● ASSIGNMENT
Each line in the entries below that holds the string "Knowledge" is to be listed.

[Stored data entries]

* * *

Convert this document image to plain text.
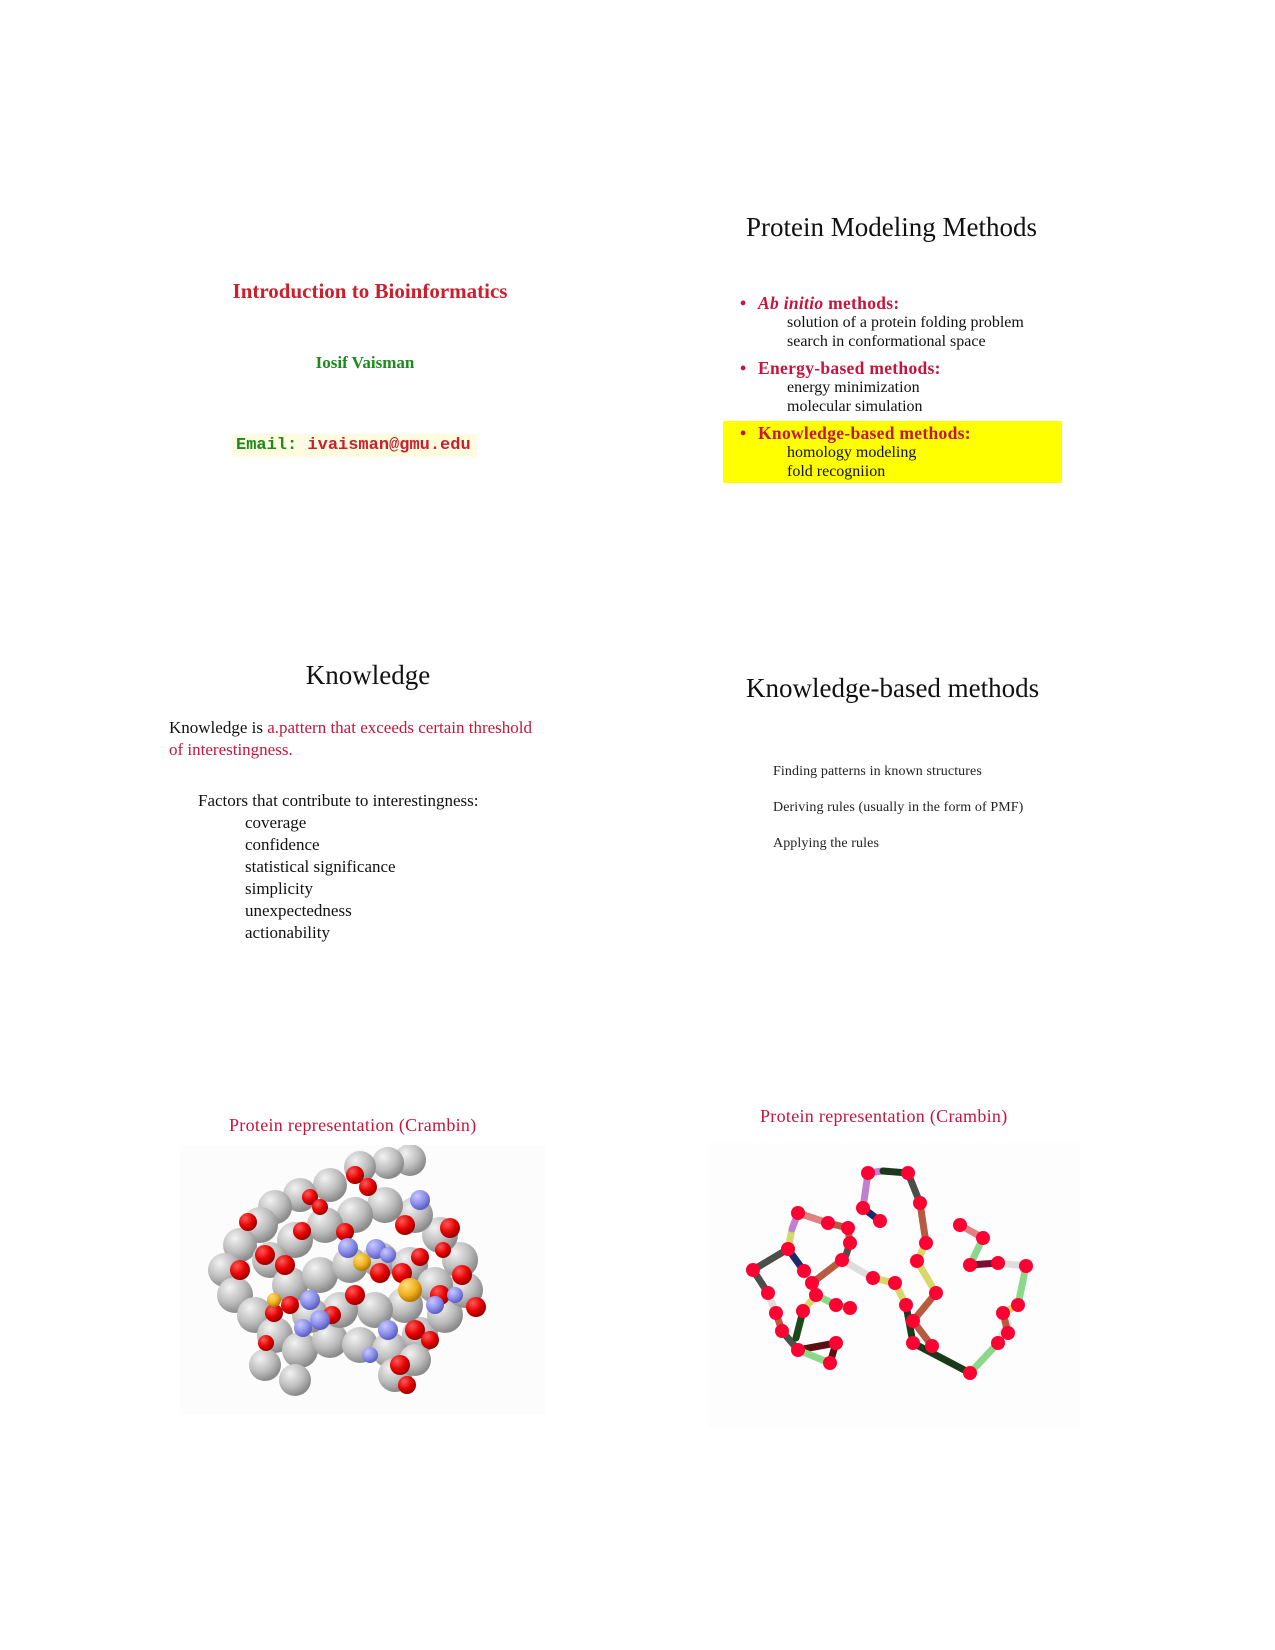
Introduction to Bioinformatics
Iosif Vaisman
Email: ivaisman@gmu.edu
Protein Modeling Methods
• Ab initio methods:
solution of a protein folding problem
search in conformational space
• Energy-based methods:
energy minimization
molecular simulation
• Knowledge-based methods:
homology modeling
fold recogniion
Knowledge
Knowledge is a.pattern that exceeds certain threshold
of interestingness.
Factors that contribute to interestingness:
coverage
confidence
statistical significance
simplicity
unexpectedness
actionability
Knowledge-based methods
Finding patterns in known structures
Deriving rules (usually in the form of PMF)
Applying the rules
Protein representation (Crambin)	Protein representation (Crambin)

* * *

● ANSWER TO THIS PROBLEM
• Knowledge-based methods:
Knowledge
Knowledge is a.pattern that exceeds certain threshold
Knowledge-based methods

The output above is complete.